_WRITTEN PROBLEM_
Pick out and copy every line below that has the word "acidity".

_Lines of data_
+ + + +

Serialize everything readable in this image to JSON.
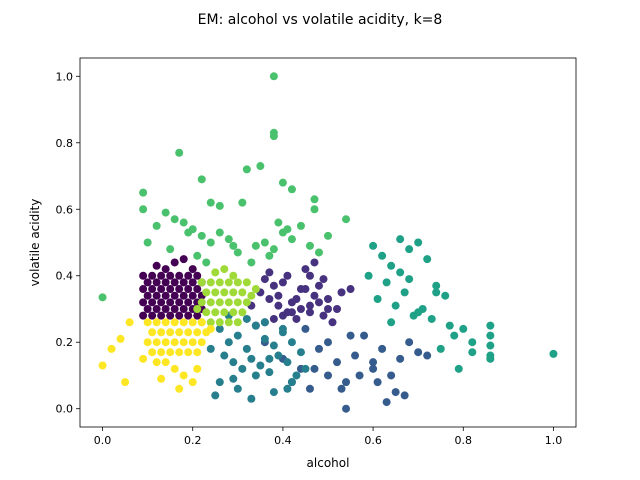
{
  "chart_data": {
    "type": "scatter",
    "title": "EM: alcohol vs volatile acidity, k=8",
    "xlabel": "alcohol",
    "ylabel": "volatile acidity",
    "xlim": [
      -0.05,
      1.05
    ],
    "ylim": [
      -0.055,
      1.055
    ],
    "xticks": [
      0.0,
      0.2,
      0.4,
      0.6,
      0.8,
      1.0
    ],
    "yticks": [
      0.0,
      0.2,
      0.4,
      0.6,
      0.8,
      1.0
    ],
    "xtick_labels": [
      "0.0",
      "0.2",
      "0.4",
      "0.6",
      "0.8",
      "1.0"
    ],
    "ytick_labels": [
      "0.0",
      "0.2",
      "0.4",
      "0.6",
      "0.8",
      "1.0"
    ],
    "grid": false,
    "legend": "none",
    "colors": {
      "dark-purple": "#440154",
      "indigo": "#46327e",
      "steel-blue": "#365c8d",
      "teal-blue": "#277f8e",
      "teal-green": "#1fa187",
      "green": "#4ac16d",
      "lime": "#a0da39",
      "yellow": "#fde725"
    },
    "series": [
      {
        "color": "#440154",
        "x": [
          0.09,
          0.11,
          0.13,
          0.15,
          0.17,
          0.19,
          0.21,
          0.1,
          0.12,
          0.14,
          0.16,
          0.18,
          0.2,
          0.22,
          0.09,
          0.11,
          0.13,
          0.15,
          0.17,
          0.19,
          0.21,
          0.1,
          0.12,
          0.14,
          0.16,
          0.18,
          0.2,
          0.22,
          0.09,
          0.11,
          0.13,
          0.15,
          0.17,
          0.19,
          0.21,
          0.1,
          0.12,
          0.14,
          0.16,
          0.18,
          0.2,
          0.22,
          0.09,
          0.11,
          0.13,
          0.15,
          0.17,
          0.19,
          0.21,
          0.14,
          0.16,
          0.18,
          0.12,
          0.2
        ],
        "y": [
          0.28,
          0.28,
          0.28,
          0.28,
          0.28,
          0.28,
          0.28,
          0.3,
          0.3,
          0.3,
          0.3,
          0.3,
          0.3,
          0.3,
          0.32,
          0.32,
          0.32,
          0.32,
          0.32,
          0.32,
          0.32,
          0.34,
          0.34,
          0.34,
          0.34,
          0.34,
          0.34,
          0.34,
          0.36,
          0.36,
          0.36,
          0.36,
          0.36,
          0.36,
          0.36,
          0.38,
          0.38,
          0.38,
          0.38,
          0.38,
          0.38,
          0.38,
          0.4,
          0.4,
          0.4,
          0.4,
          0.4,
          0.4,
          0.4,
          0.42,
          0.44,
          0.45,
          0.43,
          0.42
        ]
      },
      {
        "color": "#46327e",
        "x": [
          0.34,
          0.36,
          0.38,
          0.4,
          0.42,
          0.44,
          0.46,
          0.48,
          0.5,
          0.52,
          0.35,
          0.37,
          0.39,
          0.41,
          0.43,
          0.45,
          0.47,
          0.49,
          0.51,
          0.36,
          0.38,
          0.4,
          0.42,
          0.44,
          0.46,
          0.48,
          0.5,
          0.37,
          0.41,
          0.45,
          0.49,
          0.53,
          0.39,
          0.43,
          0.47,
          0.33,
          0.55,
          0.46
        ],
        "y": [
          0.25,
          0.26,
          0.27,
          0.28,
          0.29,
          0.3,
          0.31,
          0.32,
          0.33,
          0.3,
          0.35,
          0.33,
          0.31,
          0.29,
          0.27,
          0.36,
          0.34,
          0.28,
          0.26,
          0.39,
          0.37,
          0.38,
          0.32,
          0.36,
          0.4,
          0.37,
          0.3,
          0.41,
          0.4,
          0.42,
          0.39,
          0.35,
          0.34,
          0.33,
          0.44,
          0.31,
          0.36,
          0.29
        ]
      },
      {
        "color": "#365c8d",
        "x": [
          0.4,
          0.44,
          0.48,
          0.5,
          0.52,
          0.54,
          0.56,
          0.58,
          0.6,
          0.62,
          0.64,
          0.66,
          0.68,
          0.46,
          0.5,
          0.55,
          0.6,
          0.65,
          0.7,
          0.42,
          0.47,
          0.53,
          0.57,
          0.63,
          0.54,
          0.61,
          0.67,
          0.36,
          0.72,
          0.45
        ],
        "y": [
          0.15,
          0.12,
          0.18,
          0.2,
          0.14,
          0.08,
          0.16,
          0.22,
          0.12,
          0.18,
          0.1,
          0.15,
          0.2,
          0.06,
          0.1,
          0.22,
          0.14,
          0.05,
          0.17,
          0.08,
          0.12,
          0.06,
          0.1,
          0.02,
          0.0,
          0.08,
          0.04,
          0.2,
          0.16,
          0.24
        ]
      },
      {
        "color": "#277f8e",
        "x": [
          0.26,
          0.28,
          0.3,
          0.32,
          0.34,
          0.36,
          0.38,
          0.4,
          0.42,
          0.44,
          0.27,
          0.29,
          0.31,
          0.33,
          0.35,
          0.37,
          0.39,
          0.41,
          0.43,
          0.45,
          0.24,
          0.26,
          0.3,
          0.34,
          0.38,
          0.42,
          0.28,
          0.32,
          0.36,
          0.4,
          0.25,
          0.33,
          0.41,
          0.29,
          0.37
        ],
        "y": [
          0.24,
          0.2,
          0.22,
          0.18,
          0.25,
          0.21,
          0.19,
          0.23,
          0.2,
          0.17,
          0.16,
          0.14,
          0.12,
          0.15,
          0.13,
          0.11,
          0.16,
          0.14,
          0.1,
          0.12,
          0.18,
          0.08,
          0.06,
          0.1,
          0.05,
          0.08,
          0.28,
          0.27,
          0.26,
          0.24,
          0.04,
          0.03,
          0.06,
          0.09,
          0.15
        ]
      },
      {
        "color": "#1fa187",
        "x": [
          0.6,
          0.62,
          0.64,
          0.66,
          0.68,
          0.7,
          0.72,
          0.74,
          0.76,
          0.78,
          0.8,
          0.82,
          0.86,
          0.86,
          0.86,
          0.86,
          0.86,
          0.63,
          0.67,
          0.71,
          0.75,
          0.79,
          0.61,
          0.65,
          0.69,
          0.73,
          0.77,
          0.59,
          0.66,
          0.64,
          0.7,
          1.0,
          0.82,
          0.68,
          0.74
        ],
        "y": [
          0.49,
          0.46,
          0.43,
          0.51,
          0.48,
          0.5,
          0.45,
          0.35,
          0.34,
          0.22,
          0.24,
          0.2,
          0.25,
          0.22,
          0.19,
          0.16,
          0.15,
          0.38,
          0.35,
          0.3,
          0.18,
          0.12,
          0.33,
          0.31,
          0.28,
          0.27,
          0.25,
          0.4,
          0.41,
          0.26,
          0.29,
          0.165,
          0.17,
          0.39,
          0.37
        ]
      },
      {
        "color": "#4ac16d",
        "x": [
          0.38,
          0.38,
          0.38,
          0.35,
          0.32,
          0.17,
          0.22,
          0.09,
          0.09,
          0.31,
          0.4,
          0.42,
          0.47,
          0.47,
          0.24,
          0.26,
          0.12,
          0.14,
          0.16,
          0.18,
          0.2,
          0.22,
          0.24,
          0.26,
          0.28,
          0.3,
          0.34,
          0.36,
          0.38,
          0.4,
          0.42,
          0.44,
          0.46,
          0.48,
          0.5,
          0.54,
          0.1,
          0.0,
          0.15,
          0.21,
          0.23,
          0.33,
          0.37,
          0.41,
          0.19,
          0.29,
          0.39
        ],
        "y": [
          1.0,
          0.83,
          0.82,
          0.73,
          0.72,
          0.77,
          0.69,
          0.65,
          0.6,
          0.62,
          0.68,
          0.66,
          0.63,
          0.6,
          0.62,
          0.61,
          0.55,
          0.59,
          0.57,
          0.56,
          0.54,
          0.52,
          0.5,
          0.53,
          0.51,
          0.47,
          0.49,
          0.5,
          0.48,
          0.53,
          0.51,
          0.55,
          0.49,
          0.47,
          0.52,
          0.57,
          0.5,
          0.335,
          0.48,
          0.46,
          0.44,
          0.44,
          0.46,
          0.54,
          0.53,
          0.49,
          0.56
        ]
      },
      {
        "color": "#a0da39",
        "x": [
          0.22,
          0.24,
          0.26,
          0.28,
          0.3,
          0.32,
          0.23,
          0.25,
          0.27,
          0.29,
          0.31,
          0.22,
          0.24,
          0.26,
          0.28,
          0.3,
          0.32,
          0.23,
          0.25,
          0.27,
          0.29,
          0.31,
          0.22,
          0.24,
          0.26,
          0.28,
          0.3,
          0.25,
          0.27,
          0.29,
          0.33,
          0.21,
          0.34
        ],
        "y": [
          0.38,
          0.38,
          0.38,
          0.38,
          0.38,
          0.38,
          0.35,
          0.35,
          0.35,
          0.35,
          0.35,
          0.32,
          0.32,
          0.32,
          0.32,
          0.32,
          0.32,
          0.29,
          0.29,
          0.29,
          0.29,
          0.29,
          0.26,
          0.26,
          0.26,
          0.26,
          0.26,
          0.41,
          0.42,
          0.4,
          0.34,
          0.3,
          0.36
        ]
      },
      {
        "color": "#fde725",
        "x": [
          0.1,
          0.12,
          0.14,
          0.16,
          0.18,
          0.2,
          0.22,
          0.11,
          0.13,
          0.15,
          0.17,
          0.19,
          0.21,
          0.23,
          0.1,
          0.12,
          0.14,
          0.16,
          0.18,
          0.2,
          0.22,
          0.11,
          0.13,
          0.15,
          0.17,
          0.19,
          0.21,
          0.12,
          0.14,
          0.16,
          0.18,
          0.2,
          0.0,
          0.02,
          0.04,
          0.06,
          0.05,
          0.09,
          0.13,
          0.17,
          0.21,
          0.24
        ],
        "y": [
          0.26,
          0.26,
          0.26,
          0.26,
          0.26,
          0.26,
          0.26,
          0.23,
          0.23,
          0.23,
          0.23,
          0.23,
          0.23,
          0.23,
          0.2,
          0.2,
          0.2,
          0.2,
          0.2,
          0.2,
          0.2,
          0.17,
          0.17,
          0.17,
          0.17,
          0.17,
          0.17,
          0.14,
          0.14,
          0.12,
          0.1,
          0.08,
          0.13,
          0.18,
          0.21,
          0.26,
          0.08,
          0.15,
          0.09,
          0.06,
          0.12,
          0.24
        ]
      }
    ]
  }
}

+ + + +

_FINISHED TASK_
    "title": "EM: alcohol vs volatile acidity, k=8",
    "ylabel": "volatile acidity",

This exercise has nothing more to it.